_Work instructions_.
Extract the complete data exactly as given.

_Provided records_.
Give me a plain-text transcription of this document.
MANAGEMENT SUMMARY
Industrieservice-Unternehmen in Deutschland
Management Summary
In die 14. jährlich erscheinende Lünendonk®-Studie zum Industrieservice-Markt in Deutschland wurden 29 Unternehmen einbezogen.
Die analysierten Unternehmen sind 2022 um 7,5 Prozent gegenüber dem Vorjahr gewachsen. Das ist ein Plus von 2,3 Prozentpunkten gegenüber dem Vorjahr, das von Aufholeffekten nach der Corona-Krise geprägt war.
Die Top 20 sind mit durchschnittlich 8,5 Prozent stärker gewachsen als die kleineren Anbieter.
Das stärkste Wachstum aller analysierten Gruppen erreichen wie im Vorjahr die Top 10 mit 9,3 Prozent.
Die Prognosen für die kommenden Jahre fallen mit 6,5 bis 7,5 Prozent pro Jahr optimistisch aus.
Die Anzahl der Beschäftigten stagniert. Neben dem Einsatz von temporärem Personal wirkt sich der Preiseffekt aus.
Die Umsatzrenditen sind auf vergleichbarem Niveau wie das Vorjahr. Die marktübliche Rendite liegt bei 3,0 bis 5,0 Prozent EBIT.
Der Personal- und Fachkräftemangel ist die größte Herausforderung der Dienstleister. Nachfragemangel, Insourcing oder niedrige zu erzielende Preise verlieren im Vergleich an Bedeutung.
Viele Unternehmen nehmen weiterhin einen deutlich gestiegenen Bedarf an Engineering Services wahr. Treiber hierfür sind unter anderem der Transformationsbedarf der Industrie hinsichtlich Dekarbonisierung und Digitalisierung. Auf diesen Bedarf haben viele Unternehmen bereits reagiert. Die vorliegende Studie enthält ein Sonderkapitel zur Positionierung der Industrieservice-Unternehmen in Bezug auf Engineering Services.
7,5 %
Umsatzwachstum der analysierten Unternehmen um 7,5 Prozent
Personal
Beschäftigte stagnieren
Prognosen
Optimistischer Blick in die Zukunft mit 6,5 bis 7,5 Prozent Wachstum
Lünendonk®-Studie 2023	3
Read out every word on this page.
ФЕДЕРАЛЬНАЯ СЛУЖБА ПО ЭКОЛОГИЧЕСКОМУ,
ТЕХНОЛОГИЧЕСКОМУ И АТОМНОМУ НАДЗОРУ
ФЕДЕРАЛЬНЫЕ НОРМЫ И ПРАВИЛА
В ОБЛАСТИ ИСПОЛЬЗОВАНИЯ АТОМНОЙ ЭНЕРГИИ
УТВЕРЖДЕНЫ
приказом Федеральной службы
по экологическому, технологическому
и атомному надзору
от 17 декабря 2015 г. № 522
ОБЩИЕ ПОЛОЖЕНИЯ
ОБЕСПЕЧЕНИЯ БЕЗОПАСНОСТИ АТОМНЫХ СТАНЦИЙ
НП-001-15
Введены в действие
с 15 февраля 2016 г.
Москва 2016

_Reply_.
Give me a plain-text transcription of this document.
MANAGEMENT SUMMARY
Industrieservice-Unternehmen in Deutschland
Management Summary
In die 14. jährlich erscheinende Lünendonk®-Studie zum Industrieservice-Markt in Deutschland wurden 29 Unternehmen einbezogen.
Die analysierten Unternehmen sind 2022 um 7,5 Prozent gegenüber dem Vorjahr gewachsen. Das ist ein Plus von 2,3 Prozentpunkten gegenüber dem Vorjahr, das von Aufholeffekten nach der Corona-Krise geprägt war.
Die Top 20 sind mit durchschnittlich 8,5 Prozent stärker gewachsen als die kleineren Anbieter.
Das stärkste Wachstum aller analysierten Gruppen erreichen wie im Vorjahr die Top 10 mit 9,3 Prozent.
Die Prognosen für die kommenden Jahre fallen mit 6,5 bis 7,5 Prozent pro Jahr optimistisch aus.
Die Anzahl der Beschäftigten stagniert. Neben dem Einsatz von temporärem Personal wirkt sich der Preiseffekt aus.
Die Umsatzrenditen sind auf vergleichbarem Niveau wie das Vorjahr. Die marktübliche Rendite liegt bei 3,0 bis 5,0 Prozent EBIT.
Der Personal- und Fachkräftemangel ist die größte Herausforderung der Dienstleister. Nachfragemangel, Insourcing oder niedrige zu erzielende Preise verlieren im Vergleich an Bedeutung.
Viele Unternehmen nehmen weiterhin einen deutlich gestiegenen Bedarf an Engineering Services wahr. Treiber hierfür sind unter anderem der Transformationsbedarf der Industrie hinsichtlich Dekarbonisierung und Digitalisierung. Auf diesen Bedarf haben viele Unternehmen bereits reagiert. Die vorliegende Studie enthält ein Sonderkapitel zur Positionierung der Industrieservice-Unternehmen in Bezug auf Engineering Services.
7,5 %
Umsatzwachstum der analysierten Unternehmen um 7,5 Prozent
Personal
Beschäftigte stagnieren
Prognosen
Optimistischer Blick in die Zukunft mit 6,5 bis 7,5 Prozent Wachstum
Lünendonk®-Studie 2023	3
Read out every word on this page.
ФЕДЕРАЛЬНАЯ СЛУЖБА ПО ЭКОЛОГИЧЕСКОМУ,
ТЕХНОЛОГИЧЕСКОМУ И АТОМНОМУ НАДЗОРУ
ФЕДЕРАЛЬНЫЕ НОРМЫ И ПРАВИЛА
В ОБЛАСТИ ИСПОЛЬЗОВАНИЯ АТОМНОЙ ЭНЕРГИИ
УТВЕРЖДЕНЫ
приказом Федеральной службы
по экологическому, технологическому
и атомному надзору
от 17 декабря 2015 г. № 522
ОБЩИЕ ПОЛОЖЕНИЯ
ОБЕСПЕЧЕНИЯ БЕЗОПАСНОСТИ АТОМНЫХ СТАНЦИЙ
НП-001-15
Введены в действие
с 15 февраля 2016 г.
Москва 2016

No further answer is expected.